▶ Material supplied

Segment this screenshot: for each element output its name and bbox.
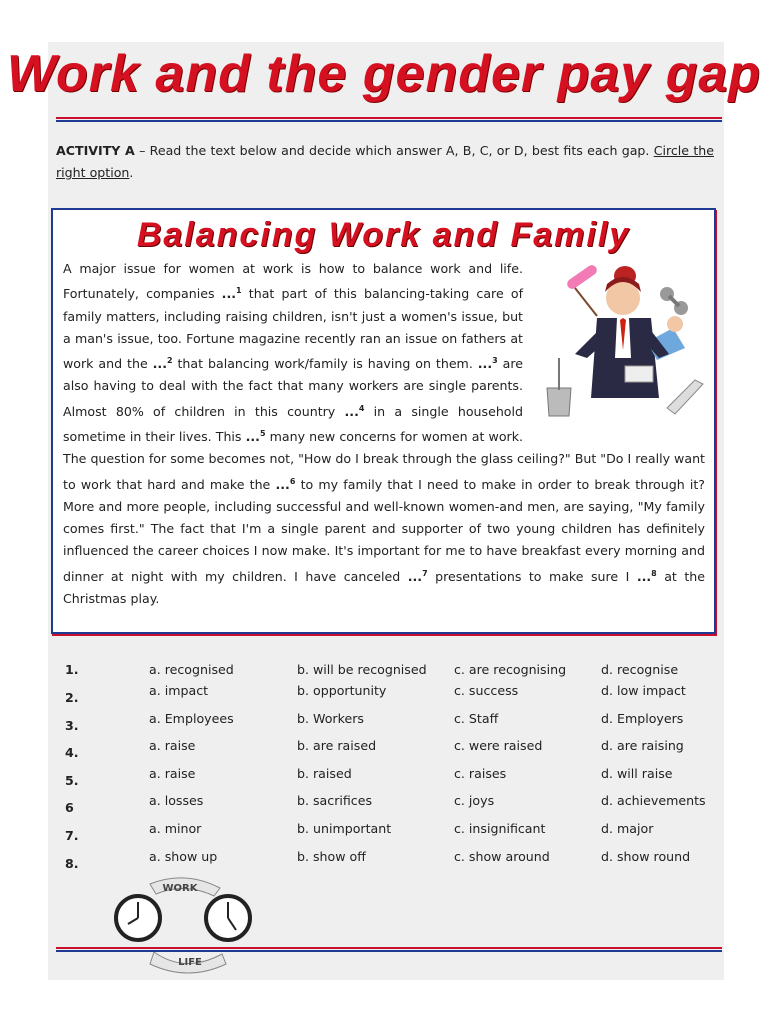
- passage-box: [51, 208, 716, 634]
- option-d[interactable]: d. are raising: [601, 738, 684, 753]
- left-clock-icon: [116, 896, 160, 940]
- option-c[interactable]: c. were raised: [454, 738, 543, 753]
- question-number: 6: [65, 800, 74, 815]
- option-c[interactable]: c. insignificant: [454, 821, 546, 836]
- gap-8: [637, 569, 657, 584]
- gap-2-marker: ...: [152, 356, 167, 372]
- passage-text: [63, 258, 705, 610]
- gap-3-marker: ...: [477, 356, 493, 372]
- option-d[interactable]: d. major: [601, 821, 654, 836]
- option-a[interactable]: a. raise: [149, 766, 196, 781]
- life-label: LIFE: [178, 957, 202, 968]
- option-c[interactable]: c. raises: [454, 766, 507, 781]
- right-clock-icon: [206, 896, 250, 940]
- option-c[interactable]: c. Staff: [454, 711, 499, 726]
- gap-3: [478, 356, 498, 371]
- option-c[interactable]: c. show around: [454, 849, 550, 864]
- gap-2: [153, 356, 173, 371]
- footer-divider: [56, 947, 722, 952]
- gap-4-marker: ...: [344, 403, 359, 419]
- gap-7: [408, 569, 428, 584]
- gap-2-number: 2: [166, 356, 173, 365]
- option-a[interactable]: a. minor: [149, 821, 202, 836]
- option-c[interactable]: c. joys: [454, 793, 495, 808]
- option-d[interactable]: d. will raise: [601, 766, 673, 781]
- gap-6-marker: ...: [275, 476, 290, 492]
- passage-segment-8: at the Christmas play.: [63, 568, 705, 606]
- option-d[interactable]: d. Employers: [601, 711, 684, 726]
- option-a[interactable]: a. losses: [149, 793, 204, 808]
- option-c[interactable]: c. success: [454, 683, 519, 698]
- question-number: 4.: [65, 745, 79, 760]
- passage-segment-0: A major issue for women at work is how to balance work and life. Fortunately, companies: [63, 261, 523, 302]
- option-a[interactable]: a. show up: [149, 849, 218, 864]
- gap-7-number: 7: [422, 568, 428, 578]
- passage-segment-2: that balancing work/family is having on them.: [172, 356, 478, 372]
- gap-5-marker: ...: [245, 429, 260, 445]
- question-number: 7.: [65, 828, 79, 843]
- question-number: 2.: [65, 690, 79, 705]
- option-a[interactable]: a. raise: [149, 738, 196, 753]
- work-label: WORK: [162, 883, 198, 894]
- passage-segment-7: presentations to make sure I: [427, 568, 637, 584]
- gap-5: [246, 429, 266, 444]
- instructions-end: .: [129, 165, 134, 180]
- passage-segment-3: are also having to deal with the fact that many workers are single parents. Almost 80% of children in this country: [63, 356, 523, 419]
- gap-4: [345, 404, 365, 419]
- option-d[interactable]: d. show round: [601, 849, 691, 864]
- gap-1: [222, 286, 242, 301]
- title-divider: [56, 117, 722, 122]
- activity-instructions: [56, 140, 714, 184]
- question-number: 8.: [65, 856, 79, 871]
- multitasking-woman-illustration: [535, 258, 705, 424]
- option-b[interactable]: b. are raised: [297, 738, 377, 753]
- question-number: 1.: [65, 662, 79, 677]
- gap-7-marker: ...: [407, 568, 423, 584]
- page-title: Work and the gender pay gap: [6, 45, 762, 103]
- option-a[interactable]: a. impact: [149, 683, 209, 698]
- circle-option-text: Circle the right option: [56, 143, 714, 180]
- gap-5-number: 5: [259, 428, 266, 438]
- passage-segment-6: to my family that I need to make in order to break through it? More and more people, including successful and well-known women-and men, are saying, "My family comes first." The fact that I'm a single parent and supporter of two young children has definitely influenced the career choices I now make. It's important for me to have breakfast every morning and dinner at night with my children. I have canceled: [63, 476, 705, 584]
- instructions-text: – Read the text below and decide which answer A, B, C, or D, best fits each gap.: [134, 143, 654, 158]
- question-number: 3.: [65, 718, 79, 733]
- option-a[interactable]: a. recognised: [149, 662, 234, 677]
- gap-8-number: 8: [651, 568, 657, 578]
- gap-8-marker: ...: [636, 568, 652, 584]
- passage-segment-1: that part of this balancing-taking care of family matters, including raising children, isn't just a women's issue, but a man's issue, too. Fortune magazine recently ran an issue on fathers at work and the: [63, 286, 523, 372]
- option-d[interactable]: d. achievements: [601, 793, 706, 808]
- question-number: 5.: [65, 773, 79, 788]
- option-b[interactable]: b. unimportant: [297, 821, 392, 836]
- passage-segment-4: in a single household sometime in their lives. This: [63, 403, 524, 445]
- option-b[interactable]: b. show off: [297, 849, 366, 864]
- option-b[interactable]: b. raised: [297, 766, 352, 781]
- gap-6-number: 6: [289, 476, 296, 486]
- work-life-clocks-graphic: [110, 874, 260, 974]
- option-b[interactable]: b. opportunity: [297, 683, 387, 698]
- activity-label: ACTIVITY A: [56, 143, 135, 158]
- option-a[interactable]: a. Employees: [149, 711, 234, 726]
- gap-1-number: 1: [236, 286, 242, 296]
- option-b[interactable]: b. Workers: [297, 711, 364, 726]
- option-d[interactable]: d. recognise: [601, 662, 679, 677]
- passage-segment-5: many new concerns for women at work. The question for some becomes not, "How do I break through the glass ceiling?" But "Do I really want to work that hard and make the: [63, 429, 705, 492]
- option-d[interactable]: d. low impact: [601, 683, 686, 698]
- option-b[interactable]: b. will be recognised: [297, 662, 427, 677]
- option-c[interactable]: c. are recognising: [454, 662, 567, 677]
- gap-6: [275, 477, 295, 492]
- passage-title: Balancing Work and Family: [136, 216, 631, 254]
- option-b[interactable]: b. sacrifices: [297, 793, 373, 808]
- gap-3-number: 3: [492, 356, 498, 365]
- gap-1-marker: ...: [221, 286, 237, 302]
- gap-4-number: 4: [358, 403, 365, 413]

▶ Task prompt
Print all of the rows above verbatim, leaving out the pictures.

▶ Result below
Segment this screenshot: for each element output its name and bbox.
- passage-box: [51, 208, 716, 634]
- option-d[interactable]: d. are raising: [601, 738, 684, 753]
- left-clock-icon: [116, 896, 160, 940]
- option-c[interactable]: c. were raised: [454, 738, 543, 753]
- question-number: 6: [65, 800, 74, 815]
- option-c[interactable]: c. insignificant: [454, 821, 546, 836]
- gap-8: [637, 569, 657, 584]
- gap-2-marker: ...: [152, 356, 167, 372]
- passage-text: [63, 258, 705, 610]
- gap-3-marker: ...: [477, 356, 493, 372]
- option-d[interactable]: d. major: [601, 821, 654, 836]
- option-a[interactable]: a. raise: [149, 766, 196, 781]
- life-label: LIFE: [178, 957, 202, 968]
- option-c[interactable]: c. raises: [454, 766, 507, 781]
- right-clock-icon: [206, 896, 250, 940]
- option-c[interactable]: c. Staff: [454, 711, 499, 726]
- gap-3: [478, 356, 498, 371]
- option-c[interactable]: c. show around: [454, 849, 550, 864]
- gap-2: [153, 356, 173, 371]
- footer-divider: [56, 947, 722, 952]
- gap-4-marker: ...: [344, 403, 359, 419]
- gap-7: [408, 569, 428, 584]
- gap-2-number: 2: [166, 356, 173, 365]
- option-a[interactable]: a. minor: [149, 821, 202, 836]
- option-c[interactable]: c. joys: [454, 793, 495, 808]
- option-d[interactable]: d. will raise: [601, 766, 673, 781]
- gap-6-marker: ...: [275, 476, 290, 492]
- passage-segment-8: at the Christmas play.: [63, 568, 705, 606]
- option-d[interactable]: d. Employers: [601, 711, 684, 726]
- option-a[interactable]: a. losses: [149, 793, 204, 808]
- option-c[interactable]: c. success: [454, 683, 519, 698]
- question-number: 4.: [65, 745, 79, 760]
- passage-segment-0: A major issue for women at work is how to balance work and life. Fortunately, companies: [63, 261, 523, 302]
- option-a[interactable]: a. show up: [149, 849, 218, 864]
- gap-7-number: 7: [422, 568, 428, 578]
- passage-segment-2: that balancing work/family is having on them.: [172, 356, 478, 372]
- gap-5-marker: ...: [245, 429, 260, 445]
- question-number: 7.: [65, 828, 79, 843]
- question-number: 2.: [65, 690, 79, 705]
- option-a[interactable]: a. raise: [149, 738, 196, 753]
- work-label: WORK: [162, 883, 198, 894]
- passage-segment-7: presentations to make sure I: [427, 568, 637, 584]
- gap-5: [246, 429, 266, 444]
- instructions-end: .: [129, 165, 134, 180]
- passage-segment-3: are also having to deal with the fact that many workers are single parents. Almost 80% of children in this country: [63, 356, 523, 419]
- gap-4: [345, 404, 365, 419]
- option-d[interactable]: d. show round: [601, 849, 691, 864]
- gap-1: [222, 286, 242, 301]
- title-divider: [56, 117, 722, 122]
- activity-instructions: [56, 140, 714, 184]
- question-number: 8.: [65, 856, 79, 871]
- multitasking-woman-illustration: [535, 258, 705, 424]
- option-b[interactable]: b. are raised: [297, 738, 377, 753]
- question-number: 1.: [65, 662, 79, 677]
- gap-7-marker: ...: [407, 568, 423, 584]
- page-title: Work and the gender pay gap: [6, 45, 762, 103]
- option-a[interactable]: a. impact: [149, 683, 209, 698]
- circle-option-text: Circle the right option: [56, 143, 714, 180]
- gap-5-number: 5: [259, 428, 266, 438]
- passage-segment-6: to my family that I need to make in order to break through it? More and more people, including successful and well-known women-and men, are saying, "My family comes first." The fact that I'm a single parent and supporter of two young children has definitely influenced the career choices I now make. It's important for me to have breakfast every morning and dinner at night with my children. I have canceled: [63, 476, 705, 584]
- instructions-text: – Read the text below and decide which answer A, B, C, or D, best fits each gap.: [134, 143, 654, 158]
- question-number: 3.: [65, 718, 79, 733]
- option-a[interactable]: a. recognised: [149, 662, 234, 677]
- gap-8-number: 8: [651, 568, 657, 578]
- gap-8-marker: ...: [636, 568, 652, 584]
- passage-segment-1: that part of this balancing-taking care of family matters, including raising children, isn't just a women's issue, but a man's issue, too. Fortune magazine recently ran an issue on fathers at work and the: [63, 286, 523, 372]
- option-d[interactable]: d. achievements: [601, 793, 706, 808]
- question-number: 5.: [65, 773, 79, 788]
- option-b[interactable]: b. unimportant: [297, 821, 392, 836]
- passage-segment-4: in a single household sometime in their lives. This: [63, 403, 524, 445]
- option-b[interactable]: b. show off: [297, 849, 366, 864]
- option-b[interactable]: b. raised: [297, 766, 352, 781]
- gap-6-number: 6: [289, 476, 296, 486]
- work-life-clocks-graphic: [110, 874, 260, 974]
- option-b[interactable]: b. opportunity: [297, 683, 387, 698]
- activity-label: ACTIVITY A: [56, 143, 135, 158]
- option-a[interactable]: a. Employees: [149, 711, 234, 726]
- gap-1-number: 1: [236, 286, 242, 296]
- option-b[interactable]: b. Workers: [297, 711, 364, 726]
- option-d[interactable]: d. recognise: [601, 662, 679, 677]
- passage-segment-5: many new concerns for women at work. The question for some becomes not, "How do I break through the glass ceiling?" But "Do I really want to work that hard and make the: [63, 429, 705, 492]
- option-d[interactable]: d. low impact: [601, 683, 686, 698]
- option-b[interactable]: b. will be recognised: [297, 662, 427, 677]
- option-c[interactable]: c. are recognising: [454, 662, 567, 677]
- gap-6: [275, 477, 295, 492]
- passage-title: Balancing Work and Family: [136, 216, 631, 254]
- option-b[interactable]: b. sacrifices: [297, 793, 373, 808]
- gap-3-number: 3: [492, 356, 498, 365]
- gap-1-marker: ...: [221, 286, 237, 302]
- gap-4-number: 4: [358, 403, 365, 413]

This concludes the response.